» **Problem**
What lines of the data hold the string "تقنيات"? Pull each one out.

» **Collected data**

····················

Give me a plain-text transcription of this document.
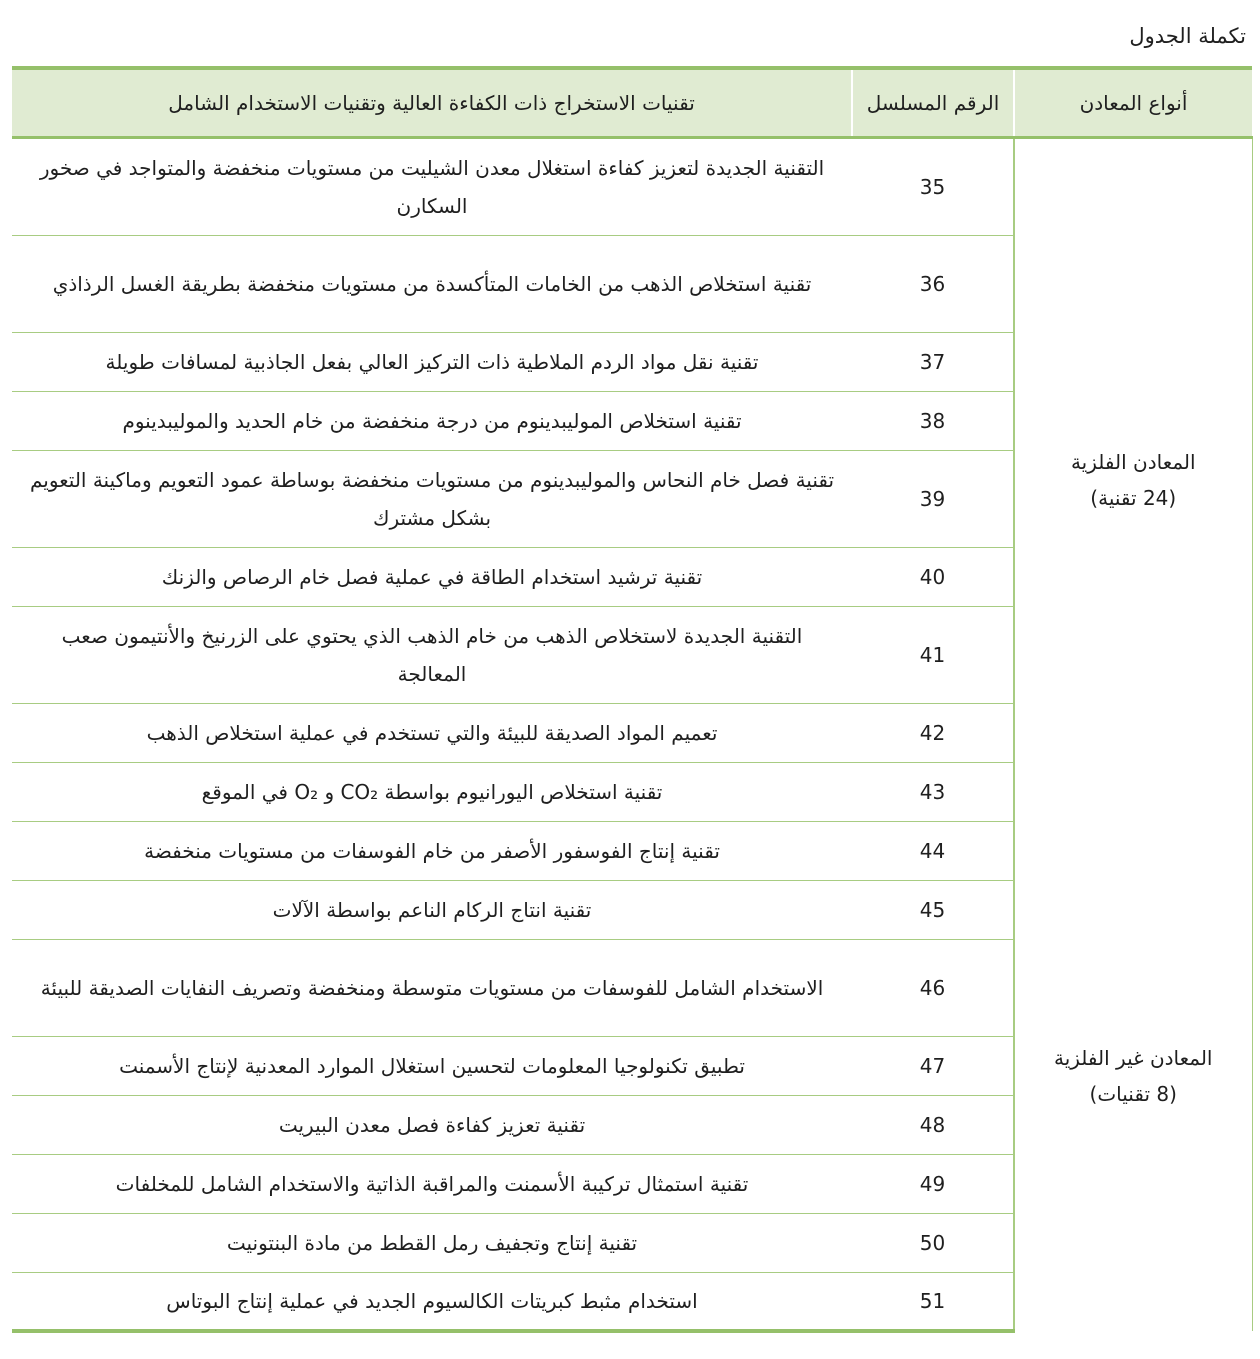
تكملة الجدول
أنواع المعادن	الرقم المسلسل	تقنيات الاستخراج ذات الكفاءة العالية وتقنيات الاستخدام الشامل

المعادن الفلزية
(24 تقنية)	35	التقنية الجديدة لتعزيز كفاءة استغلال معدن الشيليت من مستويات منخفضة والمتواجد في صخور السكارن
	36	تقنية استخلاص الذهب من الخامات المتأكسدة من مستويات منخفضة بطريقة الغسل الرذاذي
	37	تقنية نقل مواد الردم الملاطية ذات التركيز العالي بفعل الجاذبية لمسافات طويلة
	38	تقنية استخلاص الموليبدينوم من درجة منخفضة من خام الحديد والموليبدينوم
	39	تقنية فصل خام النحاس والموليبدينوم من مستويات منخفضة بوساطة عمود التعويم وماكينة التعويم بشكل مشترك
	40	تقنية ترشيد استخدام الطاقة في عملية فصل خام الرصاص والزنك
	41	التقنية الجديدة لاستخلاص الذهب من خام الذهب الذي يحتوي على الزرنيخ والأنتيمون صعب المعالجة
	42	تعميم المواد الصديقة للبيئة والتي تستخدم في عملية استخلاص الذهب
	43	تقنية استخلاص اليورانيوم بواسطة CO₂ و O₂ في الموقع

المعادن غير الفلزية
(8 تقنيات)	44	تقنية إنتاج الفوسفور الأصفر من خام الفوسفات من مستويات منخفضة
	45	تقنية انتاج الركام الناعم بواسطة الآلات
	46	الاستخدام الشامل للفوسفات من مستويات متوسطة ومنخفضة وتصريف النفايات الصديقة للبيئة
	47	تطبيق تكنولوجيا المعلومات لتحسين استغلال الموارد المعدنية لإنتاج الأسمنت
	48	تقنية تعزيز كفاءة فصل معدن البيريت
	49	تقنية استمثال تركيبة الأسمنت والمراقبة الذاتية والاستخدام الشامل للمخلفات
	50	تقنية إنتاج وتجفيف رمل القطط من مادة البنتونيت
	51	استخدام مثبط كبريتات الكالسيوم الجديد في عملية إنتاج البوتاس
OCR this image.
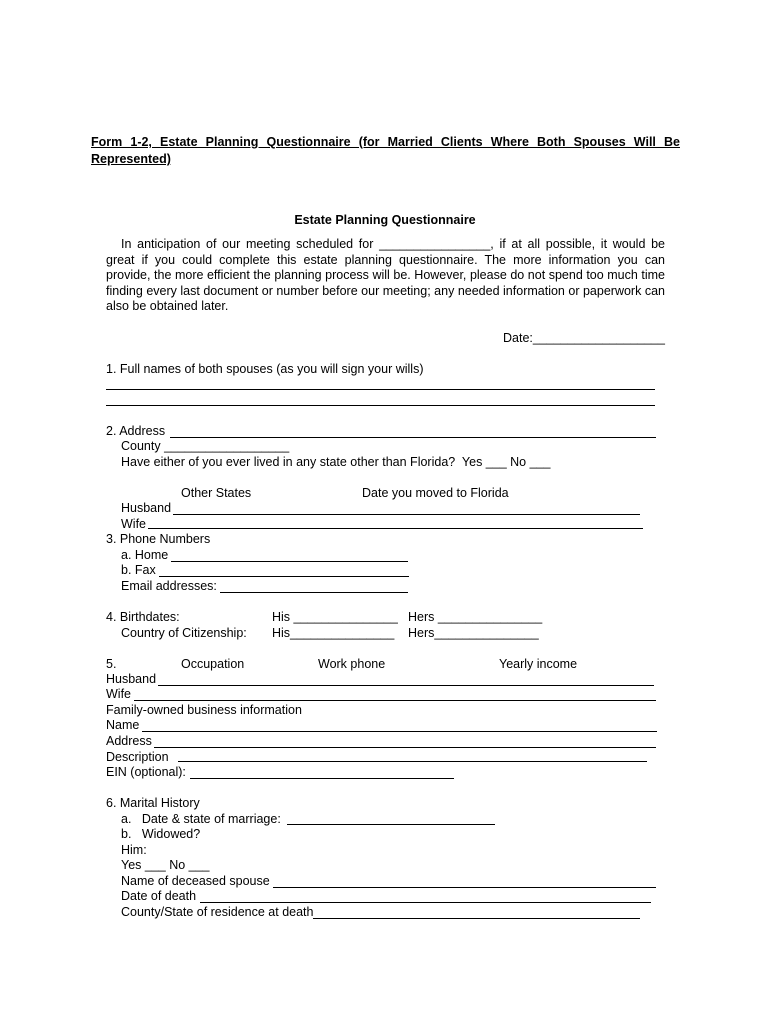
Form 1-2, Estate Planning Questionnaire (for Married Clients Where Both Spouses Will Be Represented)
Estate Planning Questionnaire
In anticipation of our meeting scheduled for ________________, if at all possible, it would be great if you could complete this estate planning questionnaire. The more information you can provide, the more efficient the planning process will be. However, please do not spend too much time finding every last document or number before our meeting; any needed information or paperwork can also be obtained later.
Date:___________________
1. Full names of both spouses (as you will sign your wills)
2. Address
County __________________
Have either of you ever lived in any state other than Florida?  Yes ___ No ___
Other States	Date you moved to Florida
Husband
Wife
3. Phone Numbers
a. Home
b. Fax
Email addresses:
4. Birthdates:	His _______________ Hers _______________
Country of Citizenship: His_______________ Hers_______________
5.	Occupation	Work phone	Yearly income
Husband
Wife
Family-owned business information
Name
Address
Description
EIN (optional):
6. Marital History
a.   Date & state of marriage:
b.   Widowed?
Him:
Yes ___ No ___
Name of deceased spouse
Date of death
County/State of residence at death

····················

» **Response**
أنواع المعادن	الرقم المسلسل	تقنيات الاستخراج ذات الكفاءة العالية وتقنيات الاستخدام الشامل
(8 تقنيات)	44	تقنية إنتاج الفوسفور الأصفر من خام الفوسفات من مستويات منخفضة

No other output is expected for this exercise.